Begin Available data

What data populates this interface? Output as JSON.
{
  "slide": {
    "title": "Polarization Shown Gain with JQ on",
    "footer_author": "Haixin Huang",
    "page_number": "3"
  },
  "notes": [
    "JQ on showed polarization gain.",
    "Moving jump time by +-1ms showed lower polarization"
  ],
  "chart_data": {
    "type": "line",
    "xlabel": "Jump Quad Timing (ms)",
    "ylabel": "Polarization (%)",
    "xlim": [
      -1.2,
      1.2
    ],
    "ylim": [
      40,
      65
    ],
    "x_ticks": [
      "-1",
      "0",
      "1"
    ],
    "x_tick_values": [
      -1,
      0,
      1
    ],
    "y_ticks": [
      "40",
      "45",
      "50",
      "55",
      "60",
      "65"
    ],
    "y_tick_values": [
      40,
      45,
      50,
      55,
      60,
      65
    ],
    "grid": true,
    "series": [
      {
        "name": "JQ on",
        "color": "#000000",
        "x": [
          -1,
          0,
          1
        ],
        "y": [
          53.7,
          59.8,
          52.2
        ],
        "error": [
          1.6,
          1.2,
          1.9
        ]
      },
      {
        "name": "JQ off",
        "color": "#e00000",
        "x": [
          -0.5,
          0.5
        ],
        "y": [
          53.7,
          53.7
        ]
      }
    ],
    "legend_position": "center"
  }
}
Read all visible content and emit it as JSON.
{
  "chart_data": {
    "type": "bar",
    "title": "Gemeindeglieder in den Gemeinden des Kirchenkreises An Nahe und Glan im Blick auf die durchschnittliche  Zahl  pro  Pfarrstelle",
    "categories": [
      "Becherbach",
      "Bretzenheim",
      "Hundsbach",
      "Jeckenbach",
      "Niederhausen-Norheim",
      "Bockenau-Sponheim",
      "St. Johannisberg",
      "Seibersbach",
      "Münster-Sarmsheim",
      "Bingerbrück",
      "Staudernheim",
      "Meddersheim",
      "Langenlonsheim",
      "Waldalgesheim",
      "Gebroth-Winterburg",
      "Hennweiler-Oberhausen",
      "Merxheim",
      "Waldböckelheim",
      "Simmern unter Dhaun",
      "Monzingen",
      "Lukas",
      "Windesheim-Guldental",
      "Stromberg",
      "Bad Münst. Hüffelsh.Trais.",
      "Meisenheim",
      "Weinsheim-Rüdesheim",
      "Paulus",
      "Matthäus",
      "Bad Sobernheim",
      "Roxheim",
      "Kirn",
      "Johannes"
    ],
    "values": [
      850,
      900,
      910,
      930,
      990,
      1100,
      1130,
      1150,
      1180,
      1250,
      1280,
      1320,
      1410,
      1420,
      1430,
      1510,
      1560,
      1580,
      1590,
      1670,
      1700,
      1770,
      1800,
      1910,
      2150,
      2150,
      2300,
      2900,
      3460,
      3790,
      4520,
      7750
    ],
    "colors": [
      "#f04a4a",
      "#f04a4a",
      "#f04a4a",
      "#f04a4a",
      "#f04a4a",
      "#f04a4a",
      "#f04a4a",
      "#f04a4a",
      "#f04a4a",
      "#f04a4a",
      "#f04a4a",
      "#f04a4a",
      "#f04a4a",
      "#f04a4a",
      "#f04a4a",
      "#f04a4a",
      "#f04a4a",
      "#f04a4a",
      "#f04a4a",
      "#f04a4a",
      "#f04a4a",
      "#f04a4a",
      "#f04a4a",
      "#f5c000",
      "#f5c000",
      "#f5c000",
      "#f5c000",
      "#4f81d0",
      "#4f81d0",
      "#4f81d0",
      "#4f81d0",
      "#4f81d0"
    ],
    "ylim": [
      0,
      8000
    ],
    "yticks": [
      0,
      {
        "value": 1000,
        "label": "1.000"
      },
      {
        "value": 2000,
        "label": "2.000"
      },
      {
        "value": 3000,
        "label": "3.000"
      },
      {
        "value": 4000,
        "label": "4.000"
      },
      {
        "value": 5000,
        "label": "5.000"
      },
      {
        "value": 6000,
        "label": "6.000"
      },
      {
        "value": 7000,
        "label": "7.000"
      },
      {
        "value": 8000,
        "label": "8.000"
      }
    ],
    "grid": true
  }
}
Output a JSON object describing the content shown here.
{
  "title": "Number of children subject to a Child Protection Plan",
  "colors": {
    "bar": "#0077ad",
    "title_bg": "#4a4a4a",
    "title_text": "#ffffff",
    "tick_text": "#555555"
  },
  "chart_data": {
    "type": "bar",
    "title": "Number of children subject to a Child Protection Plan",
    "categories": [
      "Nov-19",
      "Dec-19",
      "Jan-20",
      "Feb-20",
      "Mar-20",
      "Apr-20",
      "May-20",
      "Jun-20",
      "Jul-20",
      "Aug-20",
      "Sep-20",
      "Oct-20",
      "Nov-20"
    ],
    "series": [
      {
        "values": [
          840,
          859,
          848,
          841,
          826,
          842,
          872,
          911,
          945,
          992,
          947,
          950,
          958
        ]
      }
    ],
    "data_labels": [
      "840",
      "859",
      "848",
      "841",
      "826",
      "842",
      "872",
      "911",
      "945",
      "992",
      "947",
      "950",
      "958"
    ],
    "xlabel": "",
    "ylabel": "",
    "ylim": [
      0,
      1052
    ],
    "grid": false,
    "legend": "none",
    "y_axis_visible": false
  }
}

End Available data

Write all of the records out again exactly.

What data populates this interface? Output as JSON.
{
  "slide": {
    "title": "Polarization Shown Gain with JQ on",
    "footer_author": "Haixin Huang",
    "page_number": "3"
  },
  "notes": [
    "JQ on showed polarization gain.",
    "Moving jump time by +-1ms showed lower polarization"
  ],
  "chart_data": {
    "type": "line",
    "xlabel": "Jump Quad Timing (ms)",
    "ylabel": "Polarization (%)",
    "xlim": [
      -1.2,
      1.2
    ],
    "ylim": [
      40,
      65
    ],
    "x_ticks": [
      "-1",
      "0",
      "1"
    ],
    "x_tick_values": [
      -1,
      0,
      1
    ],
    "y_ticks": [
      "40",
      "45",
      "50",
      "55",
      "60",
      "65"
    ],
    "y_tick_values": [
      40,
      45,
      50,
      55,
      60,
      65
    ],
    "grid": true,
    "series": [
      {
        "name": "JQ on",
        "color": "#000000",
        "x": [
          -1,
          0,
          1
        ],
        "y": [
          53.7,
          59.8,
          52.2
        ],
        "error": [
          1.6,
          1.2,
          1.9
        ]
      },
      {
        "name": "JQ off",
        "color": "#e00000",
        "x": [
          -0.5,
          0.5
        ],
        "y": [
          53.7,
          53.7
        ]
      }
    ],
    "legend_position": "center"
  }
}
Read all visible content and emit it as JSON.
{
  "chart_data": {
    "type": "bar",
    "title": "Gemeindeglieder in den Gemeinden des Kirchenkreises An Nahe und Glan im Blick auf die durchschnittliche  Zahl  pro  Pfarrstelle",
    "categories": [
      "Becherbach",
      "Bretzenheim",
      "Hundsbach",
      "Jeckenbach",
      "Niederhausen-Norheim",
      "Bockenau-Sponheim",
      "St. Johannisberg",
      "Seibersbach",
      "Münster-Sarmsheim",
      "Bingerbrück",
      "Staudernheim",
      "Meddersheim",
      "Langenlonsheim",
      "Waldalgesheim",
      "Gebroth-Winterburg",
      "Hennweiler-Oberhausen",
      "Merxheim",
      "Waldböckelheim",
      "Simmern unter Dhaun",
      "Monzingen",
      "Lukas",
      "Windesheim-Guldental",
      "Stromberg",
      "Bad Münst. Hüffelsh.Trais.",
      "Meisenheim",
      "Weinsheim-Rüdesheim",
      "Paulus",
      "Matthäus",
      "Bad Sobernheim",
      "Roxheim",
      "Kirn",
      "Johannes"
    ],
    "values": [
      850,
      900,
      910,
      930,
      990,
      1100,
      1130,
      1150,
      1180,
      1250,
      1280,
      1320,
      1410,
      1420,
      1430,
      1510,
      1560,
      1580,
      1590,
      1670,
      1700,
      1770,
      1800,
      1910,
      2150,
      2150,
      2300,
      2900,
      3460,
      3790,
      4520,
      7750
    ],
    "colors": [
      "#f04a4a",
      "#f04a4a",
      "#f04a4a",
      "#f04a4a",
      "#f04a4a",
      "#f04a4a",
      "#f04a4a",
      "#f04a4a",
      "#f04a4a",
      "#f04a4a",
      "#f04a4a",
      "#f04a4a",
      "#f04a4a",
      "#f04a4a",
      "#f04a4a",
      "#f04a4a",
      "#f04a4a",
      "#f04a4a",
      "#f04a4a",
      "#f04a4a",
      "#f04a4a",
      "#f04a4a",
      "#f04a4a",
      "#f5c000",
      "#f5c000",
      "#f5c000",
      "#f5c000",
      "#4f81d0",
      "#4f81d0",
      "#4f81d0",
      "#4f81d0",
      "#4f81d0"
    ],
    "ylim": [
      0,
      8000
    ],
    "yticks": [
      0,
      {
        "value": 1000,
        "label": "1.000"
      },
      {
        "value": 2000,
        "label": "2.000"
      },
      {
        "value": 3000,
        "label": "3.000"
      },
      {
        "value": 4000,
        "label": "4.000"
      },
      {
        "value": 5000,
        "label": "5.000"
      },
      {
        "value": 6000,
        "label": "6.000"
      },
      {
        "value": 7000,
        "label": "7.000"
      },
      {
        "value": 8000,
        "label": "8.000"
      }
    ],
    "grid": true
  }
}
Output a JSON object describing the content shown here.
{
  "title": "Number of children subject to a Child Protection Plan",
  "colors": {
    "bar": "#0077ad",
    "title_bg": "#4a4a4a",
    "title_text": "#ffffff",
    "tick_text": "#555555"
  },
  "chart_data": {
    "type": "bar",
    "title": "Number of children subject to a Child Protection Plan",
    "categories": [
      "Nov-19",
      "Dec-19",
      "Jan-20",
      "Feb-20",
      "Mar-20",
      "Apr-20",
      "May-20",
      "Jun-20",
      "Jul-20",
      "Aug-20",
      "Sep-20",
      "Oct-20",
      "Nov-20"
    ],
    "series": [
      {
        "values": [
          840,
          859,
          848,
          841,
          826,
          842,
          872,
          911,
          945,
          992,
          947,
          950,
          958
        ]
      }
    ],
    "data_labels": [
      "840",
      "859",
      "848",
      "841",
      "826",
      "842",
      "872",
      "911",
      "945",
      "992",
      "947",
      "950",
      "958"
    ],
    "xlabel": "",
    "ylabel": "",
    "ylim": [
      0,
      1052
    ],
    "grid": false,
    "legend": "none",
    "y_axis_visible": false
  }
}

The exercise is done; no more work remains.